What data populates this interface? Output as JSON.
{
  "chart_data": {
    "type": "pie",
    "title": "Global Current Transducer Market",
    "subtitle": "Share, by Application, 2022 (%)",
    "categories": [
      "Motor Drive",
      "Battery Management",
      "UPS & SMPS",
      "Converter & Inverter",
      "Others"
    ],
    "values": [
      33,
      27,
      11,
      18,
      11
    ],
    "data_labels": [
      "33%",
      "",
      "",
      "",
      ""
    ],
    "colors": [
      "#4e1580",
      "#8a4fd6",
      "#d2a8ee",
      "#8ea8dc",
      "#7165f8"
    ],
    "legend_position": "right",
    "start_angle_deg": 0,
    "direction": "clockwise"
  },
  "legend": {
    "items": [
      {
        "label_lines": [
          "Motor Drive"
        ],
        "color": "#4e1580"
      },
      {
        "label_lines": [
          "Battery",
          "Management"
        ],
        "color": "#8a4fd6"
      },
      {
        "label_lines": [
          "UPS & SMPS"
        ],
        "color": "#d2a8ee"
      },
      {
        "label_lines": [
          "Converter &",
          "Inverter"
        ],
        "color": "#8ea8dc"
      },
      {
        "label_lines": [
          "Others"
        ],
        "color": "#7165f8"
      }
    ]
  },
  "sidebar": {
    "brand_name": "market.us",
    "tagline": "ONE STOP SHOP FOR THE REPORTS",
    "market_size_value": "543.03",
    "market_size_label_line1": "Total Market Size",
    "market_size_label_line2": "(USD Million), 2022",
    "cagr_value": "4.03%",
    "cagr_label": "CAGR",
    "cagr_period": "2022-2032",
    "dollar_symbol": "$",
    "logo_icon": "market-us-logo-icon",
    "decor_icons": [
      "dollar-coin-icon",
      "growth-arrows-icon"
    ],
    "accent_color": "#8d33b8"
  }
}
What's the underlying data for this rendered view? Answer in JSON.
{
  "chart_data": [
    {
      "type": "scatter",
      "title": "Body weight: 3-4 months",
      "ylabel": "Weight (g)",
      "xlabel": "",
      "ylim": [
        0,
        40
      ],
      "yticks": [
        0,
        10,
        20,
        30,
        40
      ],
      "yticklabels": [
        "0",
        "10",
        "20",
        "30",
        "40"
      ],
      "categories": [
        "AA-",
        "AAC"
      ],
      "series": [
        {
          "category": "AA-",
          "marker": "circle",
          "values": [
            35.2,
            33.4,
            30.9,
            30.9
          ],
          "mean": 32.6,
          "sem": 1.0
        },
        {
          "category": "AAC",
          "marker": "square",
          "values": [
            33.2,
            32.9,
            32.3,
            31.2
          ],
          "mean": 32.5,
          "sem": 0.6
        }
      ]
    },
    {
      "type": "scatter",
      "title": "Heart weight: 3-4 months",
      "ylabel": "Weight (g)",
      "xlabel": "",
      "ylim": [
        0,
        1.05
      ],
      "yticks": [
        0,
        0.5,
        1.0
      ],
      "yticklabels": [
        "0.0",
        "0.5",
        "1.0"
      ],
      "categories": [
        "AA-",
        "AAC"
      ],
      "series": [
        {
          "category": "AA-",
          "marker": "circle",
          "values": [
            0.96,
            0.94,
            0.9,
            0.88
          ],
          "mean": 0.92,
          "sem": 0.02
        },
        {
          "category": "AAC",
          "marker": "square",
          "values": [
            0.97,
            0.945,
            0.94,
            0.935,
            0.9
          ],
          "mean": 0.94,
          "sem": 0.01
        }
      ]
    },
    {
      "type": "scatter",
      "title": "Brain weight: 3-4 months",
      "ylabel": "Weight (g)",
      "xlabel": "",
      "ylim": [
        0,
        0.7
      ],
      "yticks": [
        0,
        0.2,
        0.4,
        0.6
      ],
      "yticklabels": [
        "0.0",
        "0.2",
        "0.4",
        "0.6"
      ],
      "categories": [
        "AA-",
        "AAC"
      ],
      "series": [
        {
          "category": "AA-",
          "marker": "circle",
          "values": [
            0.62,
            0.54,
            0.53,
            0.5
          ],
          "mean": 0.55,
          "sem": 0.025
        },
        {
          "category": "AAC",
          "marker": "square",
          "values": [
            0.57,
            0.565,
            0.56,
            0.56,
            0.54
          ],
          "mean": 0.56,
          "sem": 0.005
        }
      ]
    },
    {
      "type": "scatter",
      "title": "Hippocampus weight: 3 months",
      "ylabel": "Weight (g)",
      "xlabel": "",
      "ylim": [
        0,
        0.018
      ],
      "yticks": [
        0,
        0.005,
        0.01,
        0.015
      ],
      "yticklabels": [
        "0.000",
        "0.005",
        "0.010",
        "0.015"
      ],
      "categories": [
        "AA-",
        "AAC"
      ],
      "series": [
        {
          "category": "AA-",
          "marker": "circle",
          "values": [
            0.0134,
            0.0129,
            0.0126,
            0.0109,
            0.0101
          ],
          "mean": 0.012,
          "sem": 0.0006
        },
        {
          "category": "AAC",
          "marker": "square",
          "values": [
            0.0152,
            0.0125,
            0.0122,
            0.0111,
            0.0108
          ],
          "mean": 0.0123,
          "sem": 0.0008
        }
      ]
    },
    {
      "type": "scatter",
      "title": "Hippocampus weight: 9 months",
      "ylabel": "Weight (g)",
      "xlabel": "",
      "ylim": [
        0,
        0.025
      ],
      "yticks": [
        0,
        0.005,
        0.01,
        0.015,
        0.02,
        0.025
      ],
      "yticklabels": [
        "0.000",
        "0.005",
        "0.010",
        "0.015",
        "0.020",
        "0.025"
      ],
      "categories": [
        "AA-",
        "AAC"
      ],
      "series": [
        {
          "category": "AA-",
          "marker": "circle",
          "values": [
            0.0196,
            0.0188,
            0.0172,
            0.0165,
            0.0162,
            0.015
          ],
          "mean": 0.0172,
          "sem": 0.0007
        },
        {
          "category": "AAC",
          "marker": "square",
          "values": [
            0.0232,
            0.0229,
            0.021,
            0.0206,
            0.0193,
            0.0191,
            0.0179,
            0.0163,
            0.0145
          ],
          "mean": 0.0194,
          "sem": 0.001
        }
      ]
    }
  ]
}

• • • • •

-- Directions --
Copy every line in the records above that contains the word "What".

-- Result below --
What data populates this interface? Output as JSON.
What's the underlying data for this rendered view? Answer in JSON.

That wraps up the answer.